▶ **Task instructions**
From the data that follows, copy every line holding the string "CORRELATION".

┌──

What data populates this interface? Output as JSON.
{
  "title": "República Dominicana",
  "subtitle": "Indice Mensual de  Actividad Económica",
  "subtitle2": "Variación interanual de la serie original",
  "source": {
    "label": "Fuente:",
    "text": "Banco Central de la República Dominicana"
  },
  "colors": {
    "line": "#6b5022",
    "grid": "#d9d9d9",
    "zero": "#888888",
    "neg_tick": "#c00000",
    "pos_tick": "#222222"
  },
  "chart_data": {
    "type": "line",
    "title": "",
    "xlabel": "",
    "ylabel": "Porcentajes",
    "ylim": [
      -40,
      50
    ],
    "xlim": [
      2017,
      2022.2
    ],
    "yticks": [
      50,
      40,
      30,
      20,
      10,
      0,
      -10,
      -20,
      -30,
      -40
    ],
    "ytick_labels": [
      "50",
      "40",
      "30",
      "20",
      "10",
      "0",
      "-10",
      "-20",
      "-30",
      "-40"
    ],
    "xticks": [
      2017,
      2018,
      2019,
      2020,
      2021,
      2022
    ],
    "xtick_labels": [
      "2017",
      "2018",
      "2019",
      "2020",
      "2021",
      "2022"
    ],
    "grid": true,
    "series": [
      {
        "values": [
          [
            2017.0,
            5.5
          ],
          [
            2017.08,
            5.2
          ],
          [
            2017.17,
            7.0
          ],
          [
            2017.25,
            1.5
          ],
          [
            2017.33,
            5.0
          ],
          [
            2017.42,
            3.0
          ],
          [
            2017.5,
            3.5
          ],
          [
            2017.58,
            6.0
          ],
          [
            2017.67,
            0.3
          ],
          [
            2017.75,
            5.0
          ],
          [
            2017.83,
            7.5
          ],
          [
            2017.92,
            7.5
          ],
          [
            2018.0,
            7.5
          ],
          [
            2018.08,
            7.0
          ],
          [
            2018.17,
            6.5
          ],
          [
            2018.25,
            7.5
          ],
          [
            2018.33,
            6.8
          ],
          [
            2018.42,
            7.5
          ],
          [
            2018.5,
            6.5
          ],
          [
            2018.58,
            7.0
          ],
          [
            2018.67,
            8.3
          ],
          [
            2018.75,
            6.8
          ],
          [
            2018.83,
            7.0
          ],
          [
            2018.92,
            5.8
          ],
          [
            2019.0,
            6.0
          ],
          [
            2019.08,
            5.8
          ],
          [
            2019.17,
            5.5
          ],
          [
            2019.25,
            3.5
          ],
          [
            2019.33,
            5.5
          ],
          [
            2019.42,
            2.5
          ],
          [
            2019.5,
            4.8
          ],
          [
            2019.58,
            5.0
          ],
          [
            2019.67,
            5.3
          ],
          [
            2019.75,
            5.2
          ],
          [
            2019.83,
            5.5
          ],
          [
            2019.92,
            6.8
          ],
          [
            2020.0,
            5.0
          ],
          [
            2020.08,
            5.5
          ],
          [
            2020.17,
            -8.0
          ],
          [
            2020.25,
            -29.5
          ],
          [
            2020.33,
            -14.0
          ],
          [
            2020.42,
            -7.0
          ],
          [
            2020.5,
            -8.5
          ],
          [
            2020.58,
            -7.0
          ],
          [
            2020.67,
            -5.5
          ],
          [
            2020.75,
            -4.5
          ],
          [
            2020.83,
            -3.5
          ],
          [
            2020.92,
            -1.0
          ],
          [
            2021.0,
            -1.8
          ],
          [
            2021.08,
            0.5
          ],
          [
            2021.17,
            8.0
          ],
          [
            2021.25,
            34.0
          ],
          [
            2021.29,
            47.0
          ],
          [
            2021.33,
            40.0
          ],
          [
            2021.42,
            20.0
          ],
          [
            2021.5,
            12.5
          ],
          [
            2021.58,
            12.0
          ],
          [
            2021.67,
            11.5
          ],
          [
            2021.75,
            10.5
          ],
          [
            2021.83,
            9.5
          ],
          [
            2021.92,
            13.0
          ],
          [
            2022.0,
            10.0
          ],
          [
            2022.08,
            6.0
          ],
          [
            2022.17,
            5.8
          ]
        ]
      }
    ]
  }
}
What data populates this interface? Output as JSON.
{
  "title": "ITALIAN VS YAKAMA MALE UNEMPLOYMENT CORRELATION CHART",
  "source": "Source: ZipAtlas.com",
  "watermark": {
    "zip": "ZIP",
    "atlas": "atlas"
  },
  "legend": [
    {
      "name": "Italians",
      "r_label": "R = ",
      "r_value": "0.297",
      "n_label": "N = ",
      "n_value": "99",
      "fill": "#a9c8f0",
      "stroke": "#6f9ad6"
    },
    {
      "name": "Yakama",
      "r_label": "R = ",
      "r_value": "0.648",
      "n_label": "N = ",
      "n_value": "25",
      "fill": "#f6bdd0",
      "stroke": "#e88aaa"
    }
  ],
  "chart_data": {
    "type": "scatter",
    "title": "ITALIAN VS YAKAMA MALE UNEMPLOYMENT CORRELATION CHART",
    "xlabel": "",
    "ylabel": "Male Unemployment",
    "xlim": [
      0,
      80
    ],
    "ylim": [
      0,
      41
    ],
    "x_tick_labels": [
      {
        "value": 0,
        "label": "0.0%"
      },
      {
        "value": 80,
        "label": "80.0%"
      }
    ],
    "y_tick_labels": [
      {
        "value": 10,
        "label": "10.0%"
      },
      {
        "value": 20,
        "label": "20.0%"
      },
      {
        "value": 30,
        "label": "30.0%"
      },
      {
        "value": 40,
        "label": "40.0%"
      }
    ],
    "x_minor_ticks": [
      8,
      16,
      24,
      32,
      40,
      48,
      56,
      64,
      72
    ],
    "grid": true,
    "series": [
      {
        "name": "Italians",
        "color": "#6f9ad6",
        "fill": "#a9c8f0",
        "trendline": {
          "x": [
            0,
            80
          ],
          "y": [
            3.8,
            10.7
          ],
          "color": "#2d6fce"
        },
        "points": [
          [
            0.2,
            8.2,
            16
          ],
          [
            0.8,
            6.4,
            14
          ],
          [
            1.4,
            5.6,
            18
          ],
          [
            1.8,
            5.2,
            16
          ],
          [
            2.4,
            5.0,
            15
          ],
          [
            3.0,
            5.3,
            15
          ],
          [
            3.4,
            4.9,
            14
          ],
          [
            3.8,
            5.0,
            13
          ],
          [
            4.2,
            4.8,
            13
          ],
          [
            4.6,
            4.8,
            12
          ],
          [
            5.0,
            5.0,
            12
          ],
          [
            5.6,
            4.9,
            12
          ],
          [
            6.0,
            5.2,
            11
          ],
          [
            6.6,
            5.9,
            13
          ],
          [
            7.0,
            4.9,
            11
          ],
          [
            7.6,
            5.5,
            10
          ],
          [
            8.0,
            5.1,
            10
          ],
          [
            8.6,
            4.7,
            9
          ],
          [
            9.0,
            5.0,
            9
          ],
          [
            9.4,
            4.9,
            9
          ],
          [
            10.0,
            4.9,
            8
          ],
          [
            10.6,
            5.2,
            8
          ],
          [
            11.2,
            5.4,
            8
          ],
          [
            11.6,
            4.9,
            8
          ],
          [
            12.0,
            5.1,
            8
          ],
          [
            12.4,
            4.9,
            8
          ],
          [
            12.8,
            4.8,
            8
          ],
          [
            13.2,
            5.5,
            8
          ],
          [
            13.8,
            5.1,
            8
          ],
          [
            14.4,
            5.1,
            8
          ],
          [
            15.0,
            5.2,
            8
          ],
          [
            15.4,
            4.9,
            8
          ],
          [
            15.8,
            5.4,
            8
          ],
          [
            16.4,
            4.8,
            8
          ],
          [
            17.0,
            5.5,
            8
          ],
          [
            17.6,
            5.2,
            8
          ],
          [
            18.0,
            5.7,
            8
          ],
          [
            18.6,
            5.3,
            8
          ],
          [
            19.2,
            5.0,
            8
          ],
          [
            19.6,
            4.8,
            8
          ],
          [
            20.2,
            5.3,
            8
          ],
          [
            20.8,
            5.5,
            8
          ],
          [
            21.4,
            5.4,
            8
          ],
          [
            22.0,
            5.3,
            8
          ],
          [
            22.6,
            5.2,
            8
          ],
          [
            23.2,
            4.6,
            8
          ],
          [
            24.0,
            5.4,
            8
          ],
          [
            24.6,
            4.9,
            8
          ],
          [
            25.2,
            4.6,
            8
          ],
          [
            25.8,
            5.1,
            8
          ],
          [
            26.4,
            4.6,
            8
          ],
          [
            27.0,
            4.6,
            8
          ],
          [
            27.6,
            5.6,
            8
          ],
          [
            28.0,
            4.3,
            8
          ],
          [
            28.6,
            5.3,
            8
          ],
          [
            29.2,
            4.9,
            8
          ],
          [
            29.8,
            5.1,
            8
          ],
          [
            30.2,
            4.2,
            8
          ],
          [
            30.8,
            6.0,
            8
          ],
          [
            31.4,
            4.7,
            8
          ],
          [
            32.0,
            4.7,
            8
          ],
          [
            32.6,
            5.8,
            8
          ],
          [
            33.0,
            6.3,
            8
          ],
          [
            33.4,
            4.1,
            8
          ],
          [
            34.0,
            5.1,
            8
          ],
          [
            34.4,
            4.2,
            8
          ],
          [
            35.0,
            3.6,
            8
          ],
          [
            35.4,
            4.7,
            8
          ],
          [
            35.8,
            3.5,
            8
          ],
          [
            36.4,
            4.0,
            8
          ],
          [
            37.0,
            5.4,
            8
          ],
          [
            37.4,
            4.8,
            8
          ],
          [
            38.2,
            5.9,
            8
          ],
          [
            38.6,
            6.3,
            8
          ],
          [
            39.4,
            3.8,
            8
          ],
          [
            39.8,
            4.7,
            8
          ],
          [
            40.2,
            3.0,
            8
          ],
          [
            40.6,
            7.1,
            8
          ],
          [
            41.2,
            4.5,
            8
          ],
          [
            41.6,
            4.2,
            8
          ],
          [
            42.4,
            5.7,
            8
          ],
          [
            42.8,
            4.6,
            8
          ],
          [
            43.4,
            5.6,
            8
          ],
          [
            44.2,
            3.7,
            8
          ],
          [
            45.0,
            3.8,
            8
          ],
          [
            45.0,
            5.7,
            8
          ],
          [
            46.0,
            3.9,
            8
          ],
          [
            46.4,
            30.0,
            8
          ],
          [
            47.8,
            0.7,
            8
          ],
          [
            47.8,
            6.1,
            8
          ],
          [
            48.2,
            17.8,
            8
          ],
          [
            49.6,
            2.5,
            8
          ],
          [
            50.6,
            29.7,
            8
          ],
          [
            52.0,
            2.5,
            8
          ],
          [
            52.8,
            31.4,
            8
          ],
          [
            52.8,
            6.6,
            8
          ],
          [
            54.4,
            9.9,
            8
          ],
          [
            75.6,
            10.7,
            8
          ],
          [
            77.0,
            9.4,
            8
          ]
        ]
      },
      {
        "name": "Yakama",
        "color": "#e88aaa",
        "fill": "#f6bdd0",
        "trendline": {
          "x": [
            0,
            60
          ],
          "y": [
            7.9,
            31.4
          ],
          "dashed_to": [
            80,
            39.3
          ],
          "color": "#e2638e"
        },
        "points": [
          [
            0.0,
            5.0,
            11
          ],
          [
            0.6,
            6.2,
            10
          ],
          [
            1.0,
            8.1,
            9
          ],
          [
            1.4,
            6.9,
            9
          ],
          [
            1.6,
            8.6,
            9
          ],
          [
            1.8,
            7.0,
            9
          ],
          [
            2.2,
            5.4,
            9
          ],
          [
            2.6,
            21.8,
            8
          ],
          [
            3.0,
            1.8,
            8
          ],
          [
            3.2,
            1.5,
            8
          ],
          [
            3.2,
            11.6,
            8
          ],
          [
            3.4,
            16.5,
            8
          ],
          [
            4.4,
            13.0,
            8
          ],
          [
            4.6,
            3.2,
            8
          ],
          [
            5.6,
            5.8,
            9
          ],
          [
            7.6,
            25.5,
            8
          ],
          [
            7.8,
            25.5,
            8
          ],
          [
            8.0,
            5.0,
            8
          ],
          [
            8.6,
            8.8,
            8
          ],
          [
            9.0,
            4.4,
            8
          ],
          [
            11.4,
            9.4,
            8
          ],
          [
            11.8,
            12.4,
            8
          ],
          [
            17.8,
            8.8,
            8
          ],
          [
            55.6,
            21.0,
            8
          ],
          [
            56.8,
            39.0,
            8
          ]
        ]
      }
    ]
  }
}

└──

▶ **Answer to this problem**
  "title": "ITALIAN VS YAKAMA MALE UNEMPLOYMENT CORRELATION CHART",
    "title": "ITALIAN VS YAKAMA MALE UNEMPLOYMENT CORRELATION CHART",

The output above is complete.